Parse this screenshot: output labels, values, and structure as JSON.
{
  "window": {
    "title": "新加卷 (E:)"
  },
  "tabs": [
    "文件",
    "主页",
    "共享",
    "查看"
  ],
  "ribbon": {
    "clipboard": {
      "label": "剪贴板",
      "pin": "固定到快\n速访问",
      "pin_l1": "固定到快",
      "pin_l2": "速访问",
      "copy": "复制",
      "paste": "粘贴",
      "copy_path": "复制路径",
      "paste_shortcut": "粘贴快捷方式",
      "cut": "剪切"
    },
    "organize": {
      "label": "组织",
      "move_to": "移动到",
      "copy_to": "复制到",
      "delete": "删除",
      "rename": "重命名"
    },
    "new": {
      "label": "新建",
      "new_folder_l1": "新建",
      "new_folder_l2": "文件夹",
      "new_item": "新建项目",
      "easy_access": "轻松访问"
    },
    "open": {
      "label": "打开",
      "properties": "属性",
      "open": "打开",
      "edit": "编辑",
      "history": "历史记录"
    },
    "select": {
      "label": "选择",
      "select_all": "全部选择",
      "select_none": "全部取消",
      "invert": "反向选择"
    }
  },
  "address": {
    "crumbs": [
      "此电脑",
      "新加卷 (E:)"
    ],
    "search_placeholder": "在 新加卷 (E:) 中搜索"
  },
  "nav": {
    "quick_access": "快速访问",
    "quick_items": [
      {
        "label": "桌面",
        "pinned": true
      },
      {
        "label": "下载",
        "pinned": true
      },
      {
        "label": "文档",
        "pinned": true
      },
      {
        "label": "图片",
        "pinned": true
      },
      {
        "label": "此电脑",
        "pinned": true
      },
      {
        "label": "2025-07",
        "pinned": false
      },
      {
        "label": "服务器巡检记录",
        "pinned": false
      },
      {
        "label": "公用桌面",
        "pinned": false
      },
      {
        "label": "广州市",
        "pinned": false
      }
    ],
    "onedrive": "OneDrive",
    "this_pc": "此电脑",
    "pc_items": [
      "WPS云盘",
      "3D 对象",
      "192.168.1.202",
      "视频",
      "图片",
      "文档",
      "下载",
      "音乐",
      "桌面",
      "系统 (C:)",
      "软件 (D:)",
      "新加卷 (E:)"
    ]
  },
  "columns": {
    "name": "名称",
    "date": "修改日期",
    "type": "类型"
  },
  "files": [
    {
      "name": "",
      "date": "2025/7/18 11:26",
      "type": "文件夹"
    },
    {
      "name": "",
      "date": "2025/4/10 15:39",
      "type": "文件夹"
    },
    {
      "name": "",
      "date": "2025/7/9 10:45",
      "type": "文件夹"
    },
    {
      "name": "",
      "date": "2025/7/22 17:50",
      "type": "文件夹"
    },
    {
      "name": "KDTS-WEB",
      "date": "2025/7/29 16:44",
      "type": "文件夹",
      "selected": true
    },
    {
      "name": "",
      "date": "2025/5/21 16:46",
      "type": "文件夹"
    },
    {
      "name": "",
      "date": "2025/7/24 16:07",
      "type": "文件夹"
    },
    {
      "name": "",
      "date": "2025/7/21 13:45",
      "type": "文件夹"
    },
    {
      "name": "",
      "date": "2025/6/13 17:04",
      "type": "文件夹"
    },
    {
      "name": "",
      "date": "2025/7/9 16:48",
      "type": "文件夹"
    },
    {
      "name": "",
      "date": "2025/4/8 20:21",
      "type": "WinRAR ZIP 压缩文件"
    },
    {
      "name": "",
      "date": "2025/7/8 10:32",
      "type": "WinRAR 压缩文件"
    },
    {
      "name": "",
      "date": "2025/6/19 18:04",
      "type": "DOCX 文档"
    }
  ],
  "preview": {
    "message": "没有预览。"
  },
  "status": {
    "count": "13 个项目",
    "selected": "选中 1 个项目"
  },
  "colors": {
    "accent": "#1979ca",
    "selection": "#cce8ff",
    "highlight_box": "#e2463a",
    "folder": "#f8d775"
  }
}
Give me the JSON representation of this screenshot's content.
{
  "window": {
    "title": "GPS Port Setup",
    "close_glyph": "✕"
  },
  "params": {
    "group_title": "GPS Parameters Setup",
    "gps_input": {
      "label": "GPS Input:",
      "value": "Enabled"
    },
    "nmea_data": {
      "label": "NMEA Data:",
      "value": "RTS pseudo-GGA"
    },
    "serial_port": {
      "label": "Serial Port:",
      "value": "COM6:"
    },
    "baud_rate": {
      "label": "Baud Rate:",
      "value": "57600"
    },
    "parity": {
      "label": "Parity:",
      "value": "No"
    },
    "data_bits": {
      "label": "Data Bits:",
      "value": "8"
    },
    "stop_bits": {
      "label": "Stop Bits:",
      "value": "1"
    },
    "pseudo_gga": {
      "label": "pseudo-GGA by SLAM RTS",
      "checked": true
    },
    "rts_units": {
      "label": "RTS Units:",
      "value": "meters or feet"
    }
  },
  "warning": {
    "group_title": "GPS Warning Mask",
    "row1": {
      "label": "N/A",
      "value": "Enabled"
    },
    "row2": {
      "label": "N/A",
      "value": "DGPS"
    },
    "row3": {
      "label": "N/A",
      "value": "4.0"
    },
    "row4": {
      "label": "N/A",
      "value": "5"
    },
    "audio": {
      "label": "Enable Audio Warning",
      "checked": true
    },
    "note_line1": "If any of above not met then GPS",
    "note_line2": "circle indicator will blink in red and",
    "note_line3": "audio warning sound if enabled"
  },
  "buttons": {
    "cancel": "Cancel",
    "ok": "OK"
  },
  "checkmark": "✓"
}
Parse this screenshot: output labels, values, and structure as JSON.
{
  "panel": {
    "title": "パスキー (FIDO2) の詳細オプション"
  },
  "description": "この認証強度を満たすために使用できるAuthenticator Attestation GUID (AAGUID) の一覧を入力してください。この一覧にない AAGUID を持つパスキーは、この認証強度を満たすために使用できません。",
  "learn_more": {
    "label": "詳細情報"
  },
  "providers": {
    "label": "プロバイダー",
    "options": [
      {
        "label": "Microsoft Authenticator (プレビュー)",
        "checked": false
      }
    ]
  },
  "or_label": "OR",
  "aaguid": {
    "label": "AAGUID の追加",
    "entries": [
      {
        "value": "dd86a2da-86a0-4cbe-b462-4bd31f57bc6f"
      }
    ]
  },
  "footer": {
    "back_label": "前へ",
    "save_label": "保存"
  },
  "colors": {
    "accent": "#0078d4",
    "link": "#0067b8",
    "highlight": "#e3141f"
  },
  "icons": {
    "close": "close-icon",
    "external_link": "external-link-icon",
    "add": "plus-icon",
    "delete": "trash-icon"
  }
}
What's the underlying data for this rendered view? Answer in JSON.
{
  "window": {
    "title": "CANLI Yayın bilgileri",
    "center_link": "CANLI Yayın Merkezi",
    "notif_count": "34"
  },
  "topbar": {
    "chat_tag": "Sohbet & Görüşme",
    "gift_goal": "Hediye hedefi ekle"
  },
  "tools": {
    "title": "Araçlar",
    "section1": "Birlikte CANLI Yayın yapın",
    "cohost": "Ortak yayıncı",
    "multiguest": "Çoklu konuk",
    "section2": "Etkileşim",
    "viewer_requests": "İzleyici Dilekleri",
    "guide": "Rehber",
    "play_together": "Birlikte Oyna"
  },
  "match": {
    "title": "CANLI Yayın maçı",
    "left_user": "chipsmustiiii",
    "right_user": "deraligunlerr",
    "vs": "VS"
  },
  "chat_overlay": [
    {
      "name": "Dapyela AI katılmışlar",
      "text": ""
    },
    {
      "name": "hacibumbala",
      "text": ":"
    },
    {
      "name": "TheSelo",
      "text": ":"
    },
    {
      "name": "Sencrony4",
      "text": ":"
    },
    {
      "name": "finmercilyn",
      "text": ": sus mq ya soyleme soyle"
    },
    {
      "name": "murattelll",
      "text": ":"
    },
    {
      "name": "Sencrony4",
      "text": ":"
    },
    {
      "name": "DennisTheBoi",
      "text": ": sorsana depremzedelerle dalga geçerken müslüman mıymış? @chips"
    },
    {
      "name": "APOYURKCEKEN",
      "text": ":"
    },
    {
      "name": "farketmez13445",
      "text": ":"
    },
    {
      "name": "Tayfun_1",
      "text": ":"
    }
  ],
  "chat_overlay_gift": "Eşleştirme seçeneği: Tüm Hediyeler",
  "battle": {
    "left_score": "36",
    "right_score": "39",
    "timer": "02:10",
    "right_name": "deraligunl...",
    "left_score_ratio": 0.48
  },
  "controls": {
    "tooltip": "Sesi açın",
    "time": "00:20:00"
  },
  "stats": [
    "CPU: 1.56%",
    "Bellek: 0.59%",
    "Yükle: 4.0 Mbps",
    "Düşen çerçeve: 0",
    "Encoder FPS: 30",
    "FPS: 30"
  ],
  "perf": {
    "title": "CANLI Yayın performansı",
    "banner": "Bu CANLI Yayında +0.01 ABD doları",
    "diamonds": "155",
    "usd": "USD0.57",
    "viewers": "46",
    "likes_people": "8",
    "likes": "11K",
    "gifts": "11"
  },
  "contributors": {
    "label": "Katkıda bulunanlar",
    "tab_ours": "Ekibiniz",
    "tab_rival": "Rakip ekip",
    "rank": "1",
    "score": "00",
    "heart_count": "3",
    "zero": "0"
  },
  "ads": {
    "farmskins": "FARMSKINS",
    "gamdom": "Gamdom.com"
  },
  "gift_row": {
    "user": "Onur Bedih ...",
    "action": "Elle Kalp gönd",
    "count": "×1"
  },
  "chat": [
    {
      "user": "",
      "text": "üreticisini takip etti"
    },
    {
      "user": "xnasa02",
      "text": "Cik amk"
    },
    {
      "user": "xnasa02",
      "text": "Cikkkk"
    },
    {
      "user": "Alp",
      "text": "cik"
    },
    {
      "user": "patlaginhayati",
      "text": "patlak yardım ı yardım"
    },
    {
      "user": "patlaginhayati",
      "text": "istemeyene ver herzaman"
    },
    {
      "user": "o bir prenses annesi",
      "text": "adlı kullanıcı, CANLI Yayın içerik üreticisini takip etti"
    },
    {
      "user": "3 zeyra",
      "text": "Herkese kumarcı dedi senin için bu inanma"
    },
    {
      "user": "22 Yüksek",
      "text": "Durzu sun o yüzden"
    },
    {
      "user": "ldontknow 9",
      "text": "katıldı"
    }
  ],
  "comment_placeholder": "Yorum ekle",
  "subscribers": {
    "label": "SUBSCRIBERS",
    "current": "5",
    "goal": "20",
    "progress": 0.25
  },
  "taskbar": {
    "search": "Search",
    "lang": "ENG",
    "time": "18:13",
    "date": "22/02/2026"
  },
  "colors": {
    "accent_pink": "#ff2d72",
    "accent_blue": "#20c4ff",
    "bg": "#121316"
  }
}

# What you need to do
Collect from the data above every line that includes "takip".

# Response to the exercise
      "text": "üreticisini takip etti"
      "text": "adlı kullanıcı, CANLI Yayın içerik üreticisini takip etti"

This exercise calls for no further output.